> The exercise: Gather up the lines that contain "value".

Collected data entries:
-- start --

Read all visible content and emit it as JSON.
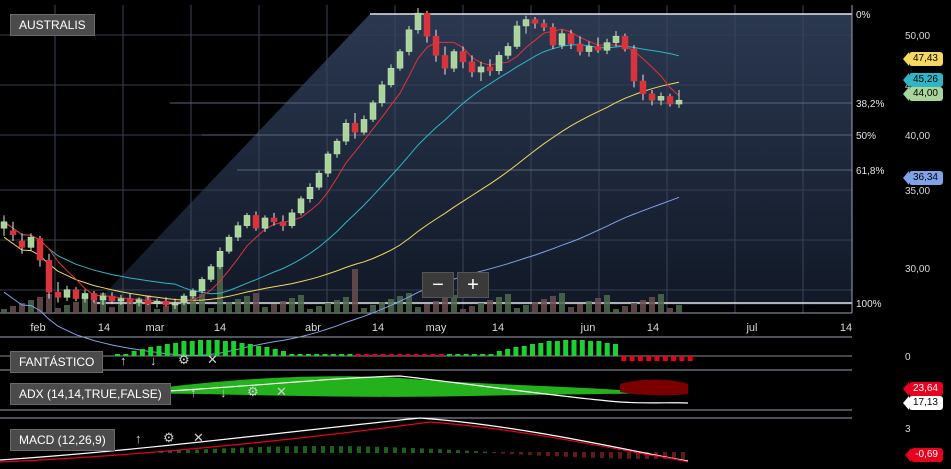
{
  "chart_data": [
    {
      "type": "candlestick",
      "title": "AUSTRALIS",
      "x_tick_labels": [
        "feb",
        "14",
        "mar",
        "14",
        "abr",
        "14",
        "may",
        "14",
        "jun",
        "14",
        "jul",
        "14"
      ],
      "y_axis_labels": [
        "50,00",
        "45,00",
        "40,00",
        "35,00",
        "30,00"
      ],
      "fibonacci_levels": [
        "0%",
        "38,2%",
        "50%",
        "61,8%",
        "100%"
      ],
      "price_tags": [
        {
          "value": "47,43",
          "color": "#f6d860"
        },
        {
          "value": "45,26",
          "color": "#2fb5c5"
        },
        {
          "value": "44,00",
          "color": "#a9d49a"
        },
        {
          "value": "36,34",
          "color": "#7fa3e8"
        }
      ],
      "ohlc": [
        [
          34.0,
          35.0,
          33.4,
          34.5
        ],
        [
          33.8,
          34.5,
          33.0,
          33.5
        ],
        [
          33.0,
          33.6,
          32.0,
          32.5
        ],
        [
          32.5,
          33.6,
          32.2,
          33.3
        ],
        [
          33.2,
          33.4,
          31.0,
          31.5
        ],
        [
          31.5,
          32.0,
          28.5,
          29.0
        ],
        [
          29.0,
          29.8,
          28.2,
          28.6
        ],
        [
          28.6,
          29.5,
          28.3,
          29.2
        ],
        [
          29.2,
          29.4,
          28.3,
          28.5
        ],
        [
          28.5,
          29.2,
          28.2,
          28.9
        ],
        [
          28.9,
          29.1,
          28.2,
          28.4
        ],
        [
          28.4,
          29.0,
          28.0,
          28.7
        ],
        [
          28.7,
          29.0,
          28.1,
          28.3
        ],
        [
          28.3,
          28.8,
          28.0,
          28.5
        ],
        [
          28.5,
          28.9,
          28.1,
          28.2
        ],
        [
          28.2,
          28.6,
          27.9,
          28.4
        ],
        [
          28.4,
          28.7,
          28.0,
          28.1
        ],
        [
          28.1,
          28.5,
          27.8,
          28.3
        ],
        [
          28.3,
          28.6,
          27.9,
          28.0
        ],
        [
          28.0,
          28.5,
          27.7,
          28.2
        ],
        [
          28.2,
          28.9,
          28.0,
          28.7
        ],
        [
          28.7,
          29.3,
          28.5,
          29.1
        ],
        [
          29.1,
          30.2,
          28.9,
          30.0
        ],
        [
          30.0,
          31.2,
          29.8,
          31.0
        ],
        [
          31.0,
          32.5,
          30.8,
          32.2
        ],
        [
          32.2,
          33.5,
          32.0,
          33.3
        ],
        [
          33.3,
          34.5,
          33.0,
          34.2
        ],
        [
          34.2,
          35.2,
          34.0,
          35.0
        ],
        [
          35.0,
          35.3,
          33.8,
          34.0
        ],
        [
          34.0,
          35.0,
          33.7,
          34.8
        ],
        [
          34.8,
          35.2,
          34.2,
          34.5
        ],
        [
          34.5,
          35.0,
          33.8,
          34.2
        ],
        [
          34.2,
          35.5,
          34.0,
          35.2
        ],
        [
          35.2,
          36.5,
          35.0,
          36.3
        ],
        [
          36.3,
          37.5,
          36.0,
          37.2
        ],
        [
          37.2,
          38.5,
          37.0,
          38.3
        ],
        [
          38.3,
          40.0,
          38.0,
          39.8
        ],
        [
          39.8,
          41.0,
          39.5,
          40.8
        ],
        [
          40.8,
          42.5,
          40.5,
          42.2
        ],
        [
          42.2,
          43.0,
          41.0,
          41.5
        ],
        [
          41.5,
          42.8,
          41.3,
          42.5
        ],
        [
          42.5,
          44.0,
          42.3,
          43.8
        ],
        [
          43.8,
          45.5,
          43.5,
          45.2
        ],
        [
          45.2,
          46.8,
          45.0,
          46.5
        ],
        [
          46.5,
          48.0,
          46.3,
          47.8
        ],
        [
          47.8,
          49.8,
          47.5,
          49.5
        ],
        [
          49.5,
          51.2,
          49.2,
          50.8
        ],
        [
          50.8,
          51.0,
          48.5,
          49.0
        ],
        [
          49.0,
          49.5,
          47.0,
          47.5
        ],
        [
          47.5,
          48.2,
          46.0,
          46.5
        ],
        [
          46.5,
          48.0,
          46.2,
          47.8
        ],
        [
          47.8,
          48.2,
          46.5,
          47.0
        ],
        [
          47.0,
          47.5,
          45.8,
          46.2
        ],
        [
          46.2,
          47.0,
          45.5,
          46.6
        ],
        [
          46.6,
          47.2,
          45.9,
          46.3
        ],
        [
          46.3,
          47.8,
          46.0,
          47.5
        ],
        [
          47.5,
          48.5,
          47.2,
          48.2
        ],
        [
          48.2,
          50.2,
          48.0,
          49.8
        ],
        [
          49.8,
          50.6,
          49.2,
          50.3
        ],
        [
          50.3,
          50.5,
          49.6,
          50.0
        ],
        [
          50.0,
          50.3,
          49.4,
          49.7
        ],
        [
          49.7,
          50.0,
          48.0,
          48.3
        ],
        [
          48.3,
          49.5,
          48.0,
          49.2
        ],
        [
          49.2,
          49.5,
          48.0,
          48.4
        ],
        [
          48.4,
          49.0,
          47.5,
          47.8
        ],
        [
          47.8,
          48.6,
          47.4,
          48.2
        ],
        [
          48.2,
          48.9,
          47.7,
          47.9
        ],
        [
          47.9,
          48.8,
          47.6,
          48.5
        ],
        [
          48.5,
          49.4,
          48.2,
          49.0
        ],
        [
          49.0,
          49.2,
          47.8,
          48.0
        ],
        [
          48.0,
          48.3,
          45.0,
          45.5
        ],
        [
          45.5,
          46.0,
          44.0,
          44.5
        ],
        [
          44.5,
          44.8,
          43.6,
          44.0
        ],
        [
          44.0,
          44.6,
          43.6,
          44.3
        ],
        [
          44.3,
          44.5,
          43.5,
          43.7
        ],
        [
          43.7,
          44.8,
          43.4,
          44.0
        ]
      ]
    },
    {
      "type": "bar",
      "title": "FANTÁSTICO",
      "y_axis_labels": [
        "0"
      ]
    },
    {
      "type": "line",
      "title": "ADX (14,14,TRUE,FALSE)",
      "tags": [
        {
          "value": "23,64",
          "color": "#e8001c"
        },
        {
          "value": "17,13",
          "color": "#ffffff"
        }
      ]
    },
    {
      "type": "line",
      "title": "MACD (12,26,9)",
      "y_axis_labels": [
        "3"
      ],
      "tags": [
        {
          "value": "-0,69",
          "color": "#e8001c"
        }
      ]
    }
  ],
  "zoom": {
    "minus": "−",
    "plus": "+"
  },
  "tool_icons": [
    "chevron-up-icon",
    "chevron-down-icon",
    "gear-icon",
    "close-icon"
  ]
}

-- end --

> Task solution:
          "value": "47,43",
          "value": "45,26",
          "value": "44,00",
          "value": "36,34",
          "value": "23,64",
          "value": "17,13",
          "value": "-0,69",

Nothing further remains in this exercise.